== YOUR OBJECTIVE ==
Within the listing below, locate all lines containing the word "estimados". Copy each one.

[Stored data]
_ _ _

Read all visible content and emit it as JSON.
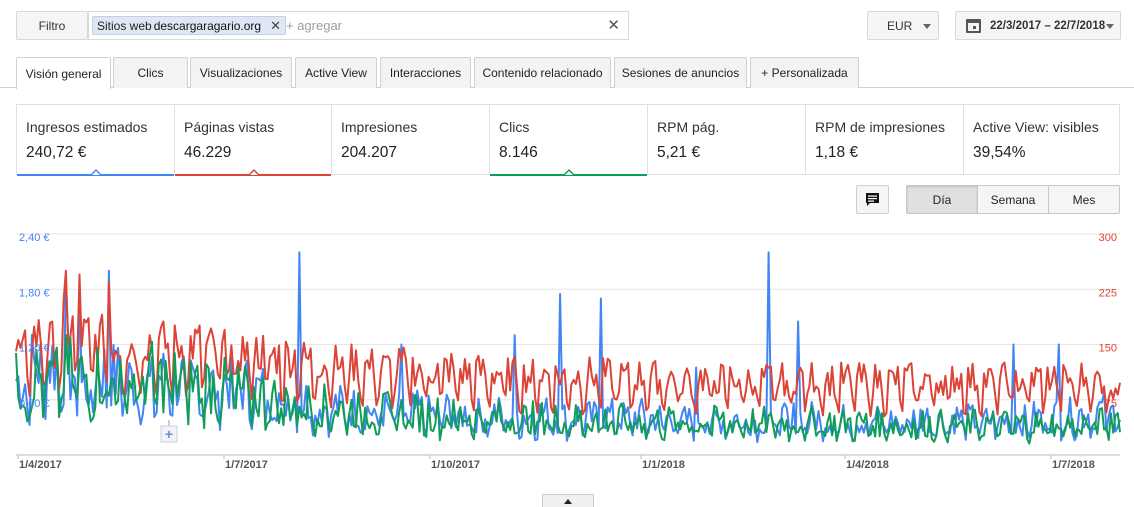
{
  "toolbar": {
    "filter_label": "Filtro",
    "chip_prefix": "Sitios web",
    "chip_value": "descargaragario.org",
    "chip_remove": "✕",
    "add_placeholder": "+ agregar",
    "clear": "✕",
    "currency": "EUR",
    "date_range": "22/3/2017 – 22/7/2018"
  },
  "tabs": [
    {
      "label": "Visión general"
    },
    {
      "label": "Clics"
    },
    {
      "label": "Visualizaciones"
    },
    {
      "label": "Active View"
    },
    {
      "label": "Interacciones"
    },
    {
      "label": "Contenido relacionado"
    },
    {
      "label": "Sesiones de anuncios"
    },
    {
      "label": "+  Personalizada"
    }
  ],
  "metrics": [
    {
      "name": "Ingresos estimados",
      "value": "240,72 €",
      "color": "#4285f4",
      "selected": true
    },
    {
      "name": "Páginas vistas",
      "value": "46.229",
      "color": "#db4437",
      "selected": true
    },
    {
      "name": "Impresiones",
      "value": "204.207",
      "selected": false
    },
    {
      "name": "Clics",
      "value": "8.146",
      "color": "#0f9d58",
      "selected": true
    },
    {
      "name": "RPM pág.",
      "value": "5,21 €",
      "selected": false
    },
    {
      "name": "RPM de impresiones",
      "value": "1,18 €",
      "selected": false
    },
    {
      "name": "Active View: visibles",
      "value": "39,54%",
      "selected": false
    }
  ],
  "granularity": [
    "Día",
    "Semana",
    "Mes"
  ],
  "granularity_selected": "Día",
  "chart_data": {
    "type": "line",
    "left_axis": {
      "ticks": [
        "2,40 €",
        "1,80 €",
        "1,20 €",
        "0,60 €"
      ],
      "ylim": [
        0,
        2.4
      ],
      "unit": "EUR"
    },
    "right_axis": {
      "ticks": [
        "300",
        "225",
        "150",
        "75"
      ],
      "ylim": [
        0,
        300
      ]
    },
    "x_ticks": [
      "1/4/2017",
      "1/7/2017",
      "1/10/2017",
      "1/1/2018",
      "1/4/2018",
      "1/7/2018"
    ],
    "x_range": [
      "22/3/2017",
      "22/7/2018"
    ],
    "annotation_marker": "+",
    "series": [
      {
        "name": "Ingresos estimados",
        "axis": "left",
        "color": "#4285f4",
        "weekly_avg": [
          0.75,
          0.9,
          0.95,
          0.85,
          0.7,
          0.85,
          0.8,
          0.75,
          0.7,
          0.8,
          0.75,
          0.72,
          0.7,
          0.75,
          0.7,
          0.65,
          0.6,
          0.58,
          0.55,
          0.5,
          0.5,
          0.48,
          0.45,
          0.45,
          0.42,
          0.45,
          0.42,
          0.45,
          0.42,
          0.4,
          0.42,
          0.4,
          0.4,
          0.42,
          0.38,
          0.4,
          0.38,
          0.4,
          0.38,
          0.4,
          0.38,
          0.38,
          0.35,
          0.38,
          0.36,
          0.38,
          0.36,
          0.35,
          0.36,
          0.38,
          0.38,
          0.35,
          0.36,
          0.35,
          0.36,
          0.35,
          0.36,
          0.38,
          0.36,
          0.38,
          0.36,
          0.35,
          0.36,
          0.35,
          0.38,
          0.4,
          0.4,
          0.42,
          0.45,
          0.42
        ],
        "peaks": [
          1.9,
          1.75,
          2.0,
          1.1,
          2.2,
          1.2,
          1.3,
          1.75,
          1.7,
          0.95,
          2.2,
          1.45,
          1.2,
          1.2
        ]
      },
      {
        "name": "Páginas vistas",
        "axis": "right",
        "color": "#db4437",
        "weekly_avg": [
          130,
          150,
          140,
          160,
          150,
          145,
          140,
          140,
          145,
          140,
          138,
          140,
          135,
          130,
          132,
          130,
          125,
          125,
          120,
          118,
          115,
          115,
          112,
          110,
          112,
          110,
          108,
          110,
          105,
          105,
          105,
          102,
          100,
          102,
          100,
          100,
          102,
          100,
          98,
          100,
          98,
          98,
          95,
          98,
          96,
          98,
          96,
          95,
          95,
          98,
          98,
          95,
          96,
          95,
          95,
          95,
          96,
          98,
          96,
          98,
          96,
          95,
          96,
          95,
          98,
          98,
          95,
          98,
          96,
          90
        ],
        "peaks": [
          250,
          245,
          235
        ]
      },
      {
        "name": "Clics",
        "axis": "right",
        "color": "#0f9d58",
        "weekly_avg": [
          90,
          100,
          95,
          105,
          100,
          100,
          95,
          95,
          100,
          95,
          95,
          92,
          90,
          85,
          80,
          75,
          70,
          68,
          65,
          62,
          60,
          58,
          56,
          55,
          54,
          53,
          52,
          50,
          50,
          49,
          48,
          48,
          47,
          47,
          46,
          46,
          46,
          45,
          45,
          45,
          44,
          44,
          44,
          44,
          43,
          43,
          43,
          42,
          42,
          42,
          42,
          41,
          41,
          41,
          41,
          40,
          40,
          40,
          40,
          40,
          40,
          40,
          40,
          40,
          40,
          40,
          40,
          40,
          42,
          48
        ]
      }
    ]
  }
}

_ _ _

== RESPONSE BELOW ==
      "name": "Ingresos estimados",
        "name": "Ingresos estimados",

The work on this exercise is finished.